▸ What the task requires: Reproduce all of the material word for word.

▸ Data lines:
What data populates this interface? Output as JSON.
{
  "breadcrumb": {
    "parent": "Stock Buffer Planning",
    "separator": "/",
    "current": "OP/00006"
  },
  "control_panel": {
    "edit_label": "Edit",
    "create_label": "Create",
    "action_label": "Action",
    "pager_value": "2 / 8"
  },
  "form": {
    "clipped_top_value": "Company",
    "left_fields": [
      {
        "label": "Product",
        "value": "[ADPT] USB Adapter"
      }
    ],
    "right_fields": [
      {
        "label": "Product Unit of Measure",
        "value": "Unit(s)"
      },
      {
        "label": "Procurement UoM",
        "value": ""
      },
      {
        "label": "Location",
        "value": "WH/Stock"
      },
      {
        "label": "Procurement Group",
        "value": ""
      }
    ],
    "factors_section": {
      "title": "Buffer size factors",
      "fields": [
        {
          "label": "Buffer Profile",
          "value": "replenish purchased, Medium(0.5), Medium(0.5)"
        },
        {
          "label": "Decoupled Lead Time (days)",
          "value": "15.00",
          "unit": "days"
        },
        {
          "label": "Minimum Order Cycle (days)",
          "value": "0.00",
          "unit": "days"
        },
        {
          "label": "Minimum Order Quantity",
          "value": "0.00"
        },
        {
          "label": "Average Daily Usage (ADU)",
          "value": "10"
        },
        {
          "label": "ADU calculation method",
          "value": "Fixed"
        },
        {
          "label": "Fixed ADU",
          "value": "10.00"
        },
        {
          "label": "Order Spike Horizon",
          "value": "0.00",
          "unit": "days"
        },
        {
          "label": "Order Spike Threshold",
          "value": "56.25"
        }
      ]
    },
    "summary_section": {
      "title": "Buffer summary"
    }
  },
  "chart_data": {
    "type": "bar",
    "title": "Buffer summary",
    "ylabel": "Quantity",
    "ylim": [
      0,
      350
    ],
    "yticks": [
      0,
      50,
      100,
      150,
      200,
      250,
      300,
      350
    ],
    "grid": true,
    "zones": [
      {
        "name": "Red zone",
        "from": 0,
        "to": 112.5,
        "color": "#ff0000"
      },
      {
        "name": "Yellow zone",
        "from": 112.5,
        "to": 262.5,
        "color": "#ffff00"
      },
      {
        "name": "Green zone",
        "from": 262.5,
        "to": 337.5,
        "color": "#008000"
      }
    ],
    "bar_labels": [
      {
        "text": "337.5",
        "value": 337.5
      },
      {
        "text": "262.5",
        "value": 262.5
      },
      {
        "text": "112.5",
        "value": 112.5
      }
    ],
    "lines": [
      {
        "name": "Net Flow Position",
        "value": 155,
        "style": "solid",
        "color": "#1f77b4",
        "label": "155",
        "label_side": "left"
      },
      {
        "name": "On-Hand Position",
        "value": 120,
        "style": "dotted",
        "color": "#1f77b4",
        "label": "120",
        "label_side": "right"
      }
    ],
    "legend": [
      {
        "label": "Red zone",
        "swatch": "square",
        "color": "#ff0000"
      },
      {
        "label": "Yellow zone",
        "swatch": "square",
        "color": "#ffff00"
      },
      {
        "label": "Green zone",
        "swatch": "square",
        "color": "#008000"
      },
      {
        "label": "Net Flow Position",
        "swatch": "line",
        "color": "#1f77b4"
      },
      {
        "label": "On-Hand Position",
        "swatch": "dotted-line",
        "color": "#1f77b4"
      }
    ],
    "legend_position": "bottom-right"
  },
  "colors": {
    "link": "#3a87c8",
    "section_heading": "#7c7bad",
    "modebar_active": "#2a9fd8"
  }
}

▸ Exercise answer:
What data populates this interface? Output as JSON.
{
  "breadcrumb": {
    "parent": "Stock Buffer Planning",
    "separator": "/",
    "current": "OP/00006"
  },
  "control_panel": {
    "edit_label": "Edit",
    "create_label": "Create",
    "action_label": "Action",
    "pager_value": "2 / 8"
  },
  "form": {
    "clipped_top_value": "Company",
    "left_fields": [
      {
        "label": "Product",
        "value": "[ADPT] USB Adapter"
      }
    ],
    "right_fields": [
      {
        "label": "Product Unit of Measure",
        "value": "Unit(s)"
      },
      {
        "label": "Procurement UoM",
        "value": ""
      },
      {
        "label": "Location",
        "value": "WH/Stock"
      },
      {
        "label": "Procurement Group",
        "value": ""
      }
    ],
    "factors_section": {
      "title": "Buffer size factors",
      "fields": [
        {
          "label": "Buffer Profile",
          "value": "replenish purchased, Medium(0.5), Medium(0.5)"
        },
        {
          "label": "Decoupled Lead Time (days)",
          "value": "15.00",
          "unit": "days"
        },
        {
          "label": "Minimum Order Cycle (days)",
          "value": "0.00",
          "unit": "days"
        },
        {
          "label": "Minimum Order Quantity",
          "value": "0.00"
        },
        {
          "label": "Average Daily Usage (ADU)",
          "value": "10"
        },
        {
          "label": "ADU calculation method",
          "value": "Fixed"
        },
        {
          "label": "Fixed ADU",
          "value": "10.00"
        },
        {
          "label": "Order Spike Horizon",
          "value": "0.00",
          "unit": "days"
        },
        {
          "label": "Order Spike Threshold",
          "value": "56.25"
        }
      ]
    },
    "summary_section": {
      "title": "Buffer summary"
    }
  },
  "chart_data": {
    "type": "bar",
    "title": "Buffer summary",
    "ylabel": "Quantity",
    "ylim": [
      0,
      350
    ],
    "yticks": [
      0,
      50,
      100,
      150,
      200,
      250,
      300,
      350
    ],
    "grid": true,
    "zones": [
      {
        "name": "Red zone",
        "from": 0,
        "to": 112.5,
        "color": "#ff0000"
      },
      {
        "name": "Yellow zone",
        "from": 112.5,
        "to": 262.5,
        "color": "#ffff00"
      },
      {
        "name": "Green zone",
        "from": 262.5,
        "to": 337.5,
        "color": "#008000"
      }
    ],
    "bar_labels": [
      {
        "text": "337.5",
        "value": 337.5
      },
      {
        "text": "262.5",
        "value": 262.5
      },
      {
        "text": "112.5",
        "value": 112.5
      }
    ],
    "lines": [
      {
        "name": "Net Flow Position",
        "value": 155,
        "style": "solid",
        "color": "#1f77b4",
        "label": "155",
        "label_side": "left"
      },
      {
        "name": "On-Hand Position",
        "value": 120,
        "style": "dotted",
        "color": "#1f77b4",
        "label": "120",
        "label_side": "right"
      }
    ],
    "legend": [
      {
        "label": "Red zone",
        "swatch": "square",
        "color": "#ff0000"
      },
      {
        "label": "Yellow zone",
        "swatch": "square",
        "color": "#ffff00"
      },
      {
        "label": "Green zone",
        "swatch": "square",
        "color": "#008000"
      },
      {
        "label": "Net Flow Position",
        "swatch": "line",
        "color": "#1f77b4"
      },
      {
        "label": "On-Hand Position",
        "swatch": "dotted-line",
        "color": "#1f77b4"
      }
    ],
    "legend_position": "bottom-right"
  },
  "colors": {
    "link": "#3a87c8",
    "section_heading": "#7c7bad",
    "modebar_active": "#2a9fd8"
  }
}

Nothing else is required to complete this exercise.